SUPPLIED DATA
[Start]

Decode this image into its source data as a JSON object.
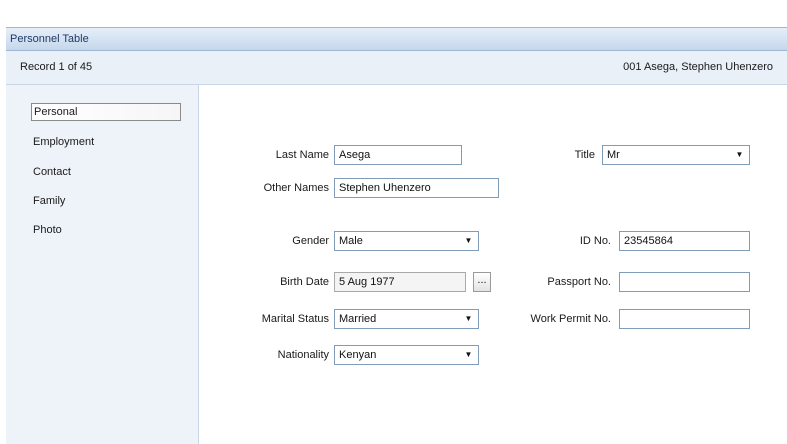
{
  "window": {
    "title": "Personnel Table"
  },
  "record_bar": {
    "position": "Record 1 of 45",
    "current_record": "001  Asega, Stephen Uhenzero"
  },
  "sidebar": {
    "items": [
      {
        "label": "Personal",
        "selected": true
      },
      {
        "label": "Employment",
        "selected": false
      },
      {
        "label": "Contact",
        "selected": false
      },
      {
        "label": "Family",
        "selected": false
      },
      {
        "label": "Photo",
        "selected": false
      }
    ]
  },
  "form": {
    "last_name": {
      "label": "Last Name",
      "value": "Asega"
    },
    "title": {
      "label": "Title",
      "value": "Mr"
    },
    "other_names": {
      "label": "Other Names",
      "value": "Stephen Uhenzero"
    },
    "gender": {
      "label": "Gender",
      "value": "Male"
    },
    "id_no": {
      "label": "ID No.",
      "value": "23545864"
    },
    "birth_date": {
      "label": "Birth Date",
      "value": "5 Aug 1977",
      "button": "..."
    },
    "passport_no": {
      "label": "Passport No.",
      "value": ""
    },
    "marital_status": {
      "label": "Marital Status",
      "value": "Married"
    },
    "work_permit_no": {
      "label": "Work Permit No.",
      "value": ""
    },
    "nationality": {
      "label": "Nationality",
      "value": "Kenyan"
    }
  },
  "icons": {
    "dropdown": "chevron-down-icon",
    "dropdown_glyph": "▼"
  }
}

[End]

AIM OF THE TASK
Of the lines in this listing, how many contain "value"? Reply with the number and nothing more.

THE RESULT
10